--- GIVEN DATA ---
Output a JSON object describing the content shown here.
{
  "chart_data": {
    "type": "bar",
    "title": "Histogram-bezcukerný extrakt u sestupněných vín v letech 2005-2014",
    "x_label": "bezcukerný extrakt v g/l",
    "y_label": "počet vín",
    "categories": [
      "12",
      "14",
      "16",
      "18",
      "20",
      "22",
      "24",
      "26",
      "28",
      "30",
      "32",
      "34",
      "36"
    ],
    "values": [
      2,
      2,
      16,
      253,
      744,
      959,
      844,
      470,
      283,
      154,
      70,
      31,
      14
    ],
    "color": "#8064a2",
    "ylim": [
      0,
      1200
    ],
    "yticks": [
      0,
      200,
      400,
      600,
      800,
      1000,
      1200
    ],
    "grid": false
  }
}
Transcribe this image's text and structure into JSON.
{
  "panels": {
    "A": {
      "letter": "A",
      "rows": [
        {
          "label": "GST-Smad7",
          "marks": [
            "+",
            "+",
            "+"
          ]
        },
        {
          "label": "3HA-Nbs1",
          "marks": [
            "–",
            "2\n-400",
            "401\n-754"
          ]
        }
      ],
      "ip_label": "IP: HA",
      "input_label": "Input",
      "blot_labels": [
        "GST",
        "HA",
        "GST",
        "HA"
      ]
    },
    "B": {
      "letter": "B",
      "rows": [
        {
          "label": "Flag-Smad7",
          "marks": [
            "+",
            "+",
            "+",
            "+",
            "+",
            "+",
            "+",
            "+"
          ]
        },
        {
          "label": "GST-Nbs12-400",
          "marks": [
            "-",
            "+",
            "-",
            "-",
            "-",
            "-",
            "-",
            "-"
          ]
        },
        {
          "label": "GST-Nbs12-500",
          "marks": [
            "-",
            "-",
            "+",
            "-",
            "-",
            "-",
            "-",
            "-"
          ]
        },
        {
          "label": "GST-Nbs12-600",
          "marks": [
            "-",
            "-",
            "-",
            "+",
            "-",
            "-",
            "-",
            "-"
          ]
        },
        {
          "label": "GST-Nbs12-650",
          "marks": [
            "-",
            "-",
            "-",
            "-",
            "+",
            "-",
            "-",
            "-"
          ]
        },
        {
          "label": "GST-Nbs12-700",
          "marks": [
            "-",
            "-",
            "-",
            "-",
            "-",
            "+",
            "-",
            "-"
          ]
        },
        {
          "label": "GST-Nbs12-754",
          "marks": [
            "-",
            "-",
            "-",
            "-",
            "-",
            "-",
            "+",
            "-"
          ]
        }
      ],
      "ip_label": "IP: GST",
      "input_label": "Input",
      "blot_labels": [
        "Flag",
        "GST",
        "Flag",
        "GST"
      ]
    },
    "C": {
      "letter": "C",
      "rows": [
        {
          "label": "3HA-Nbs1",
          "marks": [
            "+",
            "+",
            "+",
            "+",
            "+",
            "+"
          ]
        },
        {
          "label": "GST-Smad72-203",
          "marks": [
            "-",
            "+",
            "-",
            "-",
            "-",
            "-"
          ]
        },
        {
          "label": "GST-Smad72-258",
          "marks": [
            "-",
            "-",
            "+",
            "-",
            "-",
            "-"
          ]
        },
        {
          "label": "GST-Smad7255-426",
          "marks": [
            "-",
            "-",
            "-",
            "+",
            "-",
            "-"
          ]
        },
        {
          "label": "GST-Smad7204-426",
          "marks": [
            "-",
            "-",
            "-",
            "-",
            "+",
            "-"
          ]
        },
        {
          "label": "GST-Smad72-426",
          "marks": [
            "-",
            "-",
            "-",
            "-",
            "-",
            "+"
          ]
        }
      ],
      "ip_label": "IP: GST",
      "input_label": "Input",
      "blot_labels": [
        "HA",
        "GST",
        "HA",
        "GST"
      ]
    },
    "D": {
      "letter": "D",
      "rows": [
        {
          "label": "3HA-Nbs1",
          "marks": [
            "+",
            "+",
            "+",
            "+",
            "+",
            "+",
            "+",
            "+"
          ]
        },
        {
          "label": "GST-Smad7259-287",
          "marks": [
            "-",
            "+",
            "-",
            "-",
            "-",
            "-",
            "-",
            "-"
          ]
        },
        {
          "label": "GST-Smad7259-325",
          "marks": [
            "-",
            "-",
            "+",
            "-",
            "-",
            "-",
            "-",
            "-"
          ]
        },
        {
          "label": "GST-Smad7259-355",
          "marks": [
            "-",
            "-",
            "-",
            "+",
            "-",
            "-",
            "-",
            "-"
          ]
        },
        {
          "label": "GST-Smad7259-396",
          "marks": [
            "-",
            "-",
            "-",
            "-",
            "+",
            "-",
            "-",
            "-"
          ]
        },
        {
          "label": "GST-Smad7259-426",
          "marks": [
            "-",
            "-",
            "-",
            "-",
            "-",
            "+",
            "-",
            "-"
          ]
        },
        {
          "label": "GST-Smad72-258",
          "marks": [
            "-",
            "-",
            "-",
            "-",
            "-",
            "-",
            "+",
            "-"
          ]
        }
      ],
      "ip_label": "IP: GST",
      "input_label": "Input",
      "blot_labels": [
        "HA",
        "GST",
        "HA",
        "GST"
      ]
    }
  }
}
---
TASK TO COMPLETE -> Each entry above is to be printed again exactly.

RESULT FOR THIS EXERCISE ->
Output a JSON object describing the content shown here.
{
  "chart_data": {
    "type": "bar",
    "title": "Histogram-bezcukerný extrakt u sestupněných vín v letech 2005-2014",
    "x_label": "bezcukerný extrakt v g/l",
    "y_label": "počet vín",
    "categories": [
      "12",
      "14",
      "16",
      "18",
      "20",
      "22",
      "24",
      "26",
      "28",
      "30",
      "32",
      "34",
      "36"
    ],
    "values": [
      2,
      2,
      16,
      253,
      744,
      959,
      844,
      470,
      283,
      154,
      70,
      31,
      14
    ],
    "color": "#8064a2",
    "ylim": [
      0,
      1200
    ],
    "yticks": [
      0,
      200,
      400,
      600,
      800,
      1000,
      1200
    ],
    "grid": false
  }
}
Transcribe this image's text and structure into JSON.
{
  "panels": {
    "A": {
      "letter": "A",
      "rows": [
        {
          "label": "GST-Smad7",
          "marks": [
            "+",
            "+",
            "+"
          ]
        },
        {
          "label": "3HA-Nbs1",
          "marks": [
            "–",
            "2\n-400",
            "401\n-754"
          ]
        }
      ],
      "ip_label": "IP: HA",
      "input_label": "Input",
      "blot_labels": [
        "GST",
        "HA",
        "GST",
        "HA"
      ]
    },
    "B": {
      "letter": "B",
      "rows": [
        {
          "label": "Flag-Smad7",
          "marks": [
            "+",
            "+",
            "+",
            "+",
            "+",
            "+",
            "+",
            "+"
          ]
        },
        {
          "label": "GST-Nbs12-400",
          "marks": [
            "-",
            "+",
            "-",
            "-",
            "-",
            "-",
            "-",
            "-"
          ]
        },
        {
          "label": "GST-Nbs12-500",
          "marks": [
            "-",
            "-",
            "+",
            "-",
            "-",
            "-",
            "-",
            "-"
          ]
        },
        {
          "label": "GST-Nbs12-600",
          "marks": [
            "-",
            "-",
            "-",
            "+",
            "-",
            "-",
            "-",
            "-"
          ]
        },
        {
          "label": "GST-Nbs12-650",
          "marks": [
            "-",
            "-",
            "-",
            "-",
            "+",
            "-",
            "-",
            "-"
          ]
        },
        {
          "label": "GST-Nbs12-700",
          "marks": [
            "-",
            "-",
            "-",
            "-",
            "-",
            "+",
            "-",
            "-"
          ]
        },
        {
          "label": "GST-Nbs12-754",
          "marks": [
            "-",
            "-",
            "-",
            "-",
            "-",
            "-",
            "+",
            "-"
          ]
        }
      ],
      "ip_label": "IP: GST",
      "input_label": "Input",
      "blot_labels": [
        "Flag",
        "GST",
        "Flag",
        "GST"
      ]
    },
    "C": {
      "letter": "C",
      "rows": [
        {
          "label": "3HA-Nbs1",
          "marks": [
            "+",
            "+",
            "+",
            "+",
            "+",
            "+"
          ]
        },
        {
          "label": "GST-Smad72-203",
          "marks": [
            "-",
            "+",
            "-",
            "-",
            "-",
            "-"
          ]
        },
        {
          "label": "GST-Smad72-258",
          "marks": [
            "-",
            "-",
            "+",
            "-",
            "-",
            "-"
          ]
        },
        {
          "label": "GST-Smad7255-426",
          "marks": [
            "-",
            "-",
            "-",
            "+",
            "-",
            "-"
          ]
        },
        {
          "label": "GST-Smad7204-426",
          "marks": [
            "-",
            "-",
            "-",
            "-",
            "+",
            "-"
          ]
        },
        {
          "label": "GST-Smad72-426",
          "marks": [
            "-",
            "-",
            "-",
            "-",
            "-",
            "+"
          ]
        }
      ],
      "ip_label": "IP: GST",
      "input_label": "Input",
      "blot_labels": [
        "HA",
        "GST",
        "HA",
        "GST"
      ]
    },
    "D": {
      "letter": "D",
      "rows": [
        {
          "label": "3HA-Nbs1",
          "marks": [
            "+",
            "+",
            "+",
            "+",
            "+",
            "+",
            "+",
            "+"
          ]
        },
        {
          "label": "GST-Smad7259-287",
          "marks": [
            "-",
            "+",
            "-",
            "-",
            "-",
            "-",
            "-",
            "-"
          ]
        },
        {
          "label": "GST-Smad7259-325",
          "marks": [
            "-",
            "-",
            "+",
            "-",
            "-",
            "-",
            "-",
            "-"
          ]
        },
        {
          "label": "GST-Smad7259-355",
          "marks": [
            "-",
            "-",
            "-",
            "+",
            "-",
            "-",
            "-",
            "-"
          ]
        },
        {
          "label": "GST-Smad7259-396",
          "marks": [
            "-",
            "-",
            "-",
            "-",
            "+",
            "-",
            "-",
            "-"
          ]
        },
        {
          "label": "GST-Smad7259-426",
          "marks": [
            "-",
            "-",
            "-",
            "-",
            "-",
            "+",
            "-",
            "-"
          ]
        },
        {
          "label": "GST-Smad72-258",
          "marks": [
            "-",
            "-",
            "-",
            "-",
            "-",
            "-",
            "+",
            "-"
          ]
        }
      ],
      "ip_label": "IP: GST",
      "input_label": "Input",
      "blot_labels": [
        "HA",
        "GST",
        "HA",
        "GST"
      ]
    }
  }
}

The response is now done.